§ What is being asked
Repeat every record exactly, but keep images out of the copy.

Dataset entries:
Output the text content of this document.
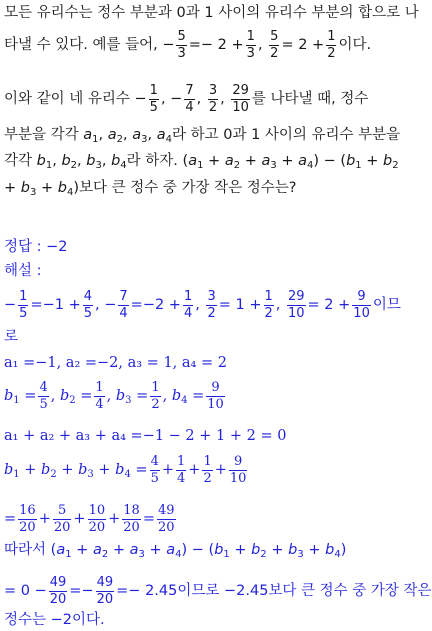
모든 유리수는 정수 부분과 0과 1 사이의 유리수 부분의 합으로 나
타낼 수 있다. 예를 들어, − $\frac{5}{3} =- 2 + \frac{1}{3}$ , $\frac{5}{2} = 2 + \frac{1}{2}$ 이다.
이와 같이 네 유리수 − $\frac{1}{5}$ , − $\frac{7}{4}$ , $\frac{3}{2}$ , $\frac{29}{10}$ 를 나타낼 때, 정수
부분을 각각 $a_1$, $a_2$, $a_3$, $a_4$라 하고 0과 1 사이의 유리수 부분을
각각 $b_1$, $b_2$, $b_3$, $b_4$라 하자. $(a_1 + a_2 + a_3 + a_4) - (b_1 + b_2$
+ $b_3 + b_4$)보다 큰 정수 중 가장 작은 정수는?
정답 : −2
해설 :
− $\frac{1}{5} =-1 + \frac{4}{5}$ , − $\frac{7}{4} =-2 + \frac{1}{4}$ , $\frac{3}{2} = 1 + \frac{1}{2}$ , $\frac{29}{10} = 2 + \frac{9}{10}$ 이므
로
a₁ =−1, a₂ =−2, a₃ = 1, a₄ = 2
$b_1 = \frac{4}{5}$ , $b_2 = \frac{1}{4}$ , $b_3 = \frac{1}{2}$ , $b_4 = \frac{9}{10}$
a₁ + a₂ + a₃ + a₄ =−1 − 2 + 1 + 2 = 0
$b_1 + b_2 + b_3 + b_4 = \frac{4}{5} + \frac{1}{4} + \frac{1}{2} + \frac{9}{10}$
= $\frac{16}{20} + \frac{5}{20} + \frac{10}{20} + \frac{18}{20} = \frac{49}{20}$
따라서 $(a_1 + a_2 + a_3 + a_4) - (b_1 + b_2 + b_3 + b_4)$
= $0 - \frac{49}{20} =- \frac{49}{20} =- 2.45$이므로 −2.45보다 큰 정수 중 가장 작은
정수는 −2이다.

§ Expected answer
Output the text content of this document.
모든 유리수는 정수 부분과 0과 1 사이의 유리수 부분의 합으로 나
타낼 수 있다. 예를 들어, − $\frac{5}{3} =- 2 + \frac{1}{3}$ , $\frac{5}{2} = 2 + \frac{1}{2}$ 이다.
이와 같이 네 유리수 − $\frac{1}{5}$ , − $\frac{7}{4}$ , $\frac{3}{2}$ , $\frac{29}{10}$ 를 나타낼 때, 정수
부분을 각각 $a_1$, $a_2$, $a_3$, $a_4$라 하고 0과 1 사이의 유리수 부분을
각각 $b_1$, $b_2$, $b_3$, $b_4$라 하자. $(a_1 + a_2 + a_3 + a_4) - (b_1 + b_2$
+ $b_3 + b_4$)보다 큰 정수 중 가장 작은 정수는?
정답 : −2
해설 :
− $\frac{1}{5} =-1 + \frac{4}{5}$ , − $\frac{7}{4} =-2 + \frac{1}{4}$ , $\frac{3}{2} = 1 + \frac{1}{2}$ , $\frac{29}{10} = 2 + \frac{9}{10}$ 이므
로
a₁ =−1, a₂ =−2, a₃ = 1, a₄ = 2
$b_1 = \frac{4}{5}$ , $b_2 = \frac{1}{4}$ , $b_3 = \frac{1}{2}$ , $b_4 = \frac{9}{10}$
a₁ + a₂ + a₃ + a₄ =−1 − 2 + 1 + 2 = 0
$b_1 + b_2 + b_3 + b_4 = \frac{4}{5} + \frac{1}{4} + \frac{1}{2} + \frac{9}{10}$
= $\frac{16}{20} + \frac{5}{20} + \frac{10}{20} + \frac{18}{20} = \frac{49}{20}$
따라서 $(a_1 + a_2 + a_3 + a_4) - (b_1 + b_2 + b_3 + b_4)$
= $0 - \frac{49}{20} =- \frac{49}{20} =- 2.45$이므로 −2.45보다 큰 정수 중 가장 작은
정수는 −2이다.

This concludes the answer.